• [Data extract]
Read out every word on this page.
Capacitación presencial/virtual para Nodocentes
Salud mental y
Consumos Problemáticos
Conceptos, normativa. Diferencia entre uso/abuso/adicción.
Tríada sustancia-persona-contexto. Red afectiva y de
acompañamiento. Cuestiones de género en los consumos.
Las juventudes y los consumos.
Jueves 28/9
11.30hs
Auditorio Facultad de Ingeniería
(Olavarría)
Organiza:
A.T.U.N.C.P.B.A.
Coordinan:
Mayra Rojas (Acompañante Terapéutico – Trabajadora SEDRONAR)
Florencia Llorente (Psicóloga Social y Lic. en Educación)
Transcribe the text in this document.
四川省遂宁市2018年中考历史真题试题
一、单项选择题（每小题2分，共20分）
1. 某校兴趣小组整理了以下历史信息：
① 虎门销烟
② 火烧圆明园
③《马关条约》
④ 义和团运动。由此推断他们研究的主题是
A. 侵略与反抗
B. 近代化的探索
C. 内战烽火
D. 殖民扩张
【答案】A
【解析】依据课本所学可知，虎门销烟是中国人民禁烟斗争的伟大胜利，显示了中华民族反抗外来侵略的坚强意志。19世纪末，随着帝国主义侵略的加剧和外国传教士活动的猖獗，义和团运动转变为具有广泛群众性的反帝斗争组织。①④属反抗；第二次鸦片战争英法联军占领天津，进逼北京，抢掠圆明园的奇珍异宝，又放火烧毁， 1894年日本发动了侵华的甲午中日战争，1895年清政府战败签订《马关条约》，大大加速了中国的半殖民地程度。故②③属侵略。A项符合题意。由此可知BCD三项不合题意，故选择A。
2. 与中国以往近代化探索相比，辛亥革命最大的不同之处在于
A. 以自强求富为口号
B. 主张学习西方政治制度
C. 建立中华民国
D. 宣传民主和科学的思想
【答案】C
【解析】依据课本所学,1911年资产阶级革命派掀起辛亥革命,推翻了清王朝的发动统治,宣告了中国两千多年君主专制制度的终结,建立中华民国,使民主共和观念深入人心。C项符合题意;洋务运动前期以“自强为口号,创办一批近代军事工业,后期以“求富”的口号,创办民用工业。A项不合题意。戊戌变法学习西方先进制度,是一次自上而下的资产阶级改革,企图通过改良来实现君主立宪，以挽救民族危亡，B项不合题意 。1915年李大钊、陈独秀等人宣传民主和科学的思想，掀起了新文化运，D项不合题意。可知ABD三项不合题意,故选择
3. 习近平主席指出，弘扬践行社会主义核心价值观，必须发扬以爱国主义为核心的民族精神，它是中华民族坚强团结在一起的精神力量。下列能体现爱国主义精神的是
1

• [Direction] All lines from the one with "Transcribe the text in this document." through the final line above are to be quoted exactly; quote no other line.

• [The reply]
Transcribe the text in this document.
四川省遂宁市2018年中考历史真题试题
一、单项选择题（每小题2分，共20分）
1. 某校兴趣小组整理了以下历史信息：
① 虎门销烟
② 火烧圆明园
③《马关条约》
④ 义和团运动。由此推断他们研究的主题是
A. 侵略与反抗
B. 近代化的探索
C. 内战烽火
D. 殖民扩张
【答案】A
【解析】依据课本所学可知，虎门销烟是中国人民禁烟斗争的伟大胜利，显示了中华民族反抗外来侵略的坚强意志。19世纪末，随着帝国主义侵略的加剧和外国传教士活动的猖獗，义和团运动转变为具有广泛群众性的反帝斗争组织。①④属反抗；第二次鸦片战争英法联军占领天津，进逼北京，抢掠圆明园的奇珍异宝，又放火烧毁， 1894年日本发动了侵华的甲午中日战争，1895年清政府战败签订《马关条约》，大大加速了中国的半殖民地程度。故②③属侵略。A项符合题意。由此可知BCD三项不合题意，故选择A。
2. 与中国以往近代化探索相比，辛亥革命最大的不同之处在于
A. 以自强求富为口号
B. 主张学习西方政治制度
C. 建立中华民国
D. 宣传民主和科学的思想
【答案】C
【解析】依据课本所学,1911年资产阶级革命派掀起辛亥革命,推翻了清王朝的发动统治,宣告了中国两千多年君主专制制度的终结,建立中华民国,使民主共和观念深入人心。C项符合题意;洋务运动前期以“自强为口号,创办一批近代军事工业,后期以“求富”的口号,创办民用工业。A项不合题意。戊戌变法学习西方先进制度,是一次自上而下的资产阶级改革,企图通过改良来实现君主立宪，以挽救民族危亡，B项不合题意 。1915年李大钊、陈独秀等人宣传民主和科学的思想，掀起了新文化运，D项不合题意。可知ABD三项不合题意,故选择
3. 习近平主席指出，弘扬践行社会主义核心价值观，必须发扬以爱国主义为核心的民族精神，它是中华民族坚强团结在一起的精神力量。下列能体现爱国主义精神的是
1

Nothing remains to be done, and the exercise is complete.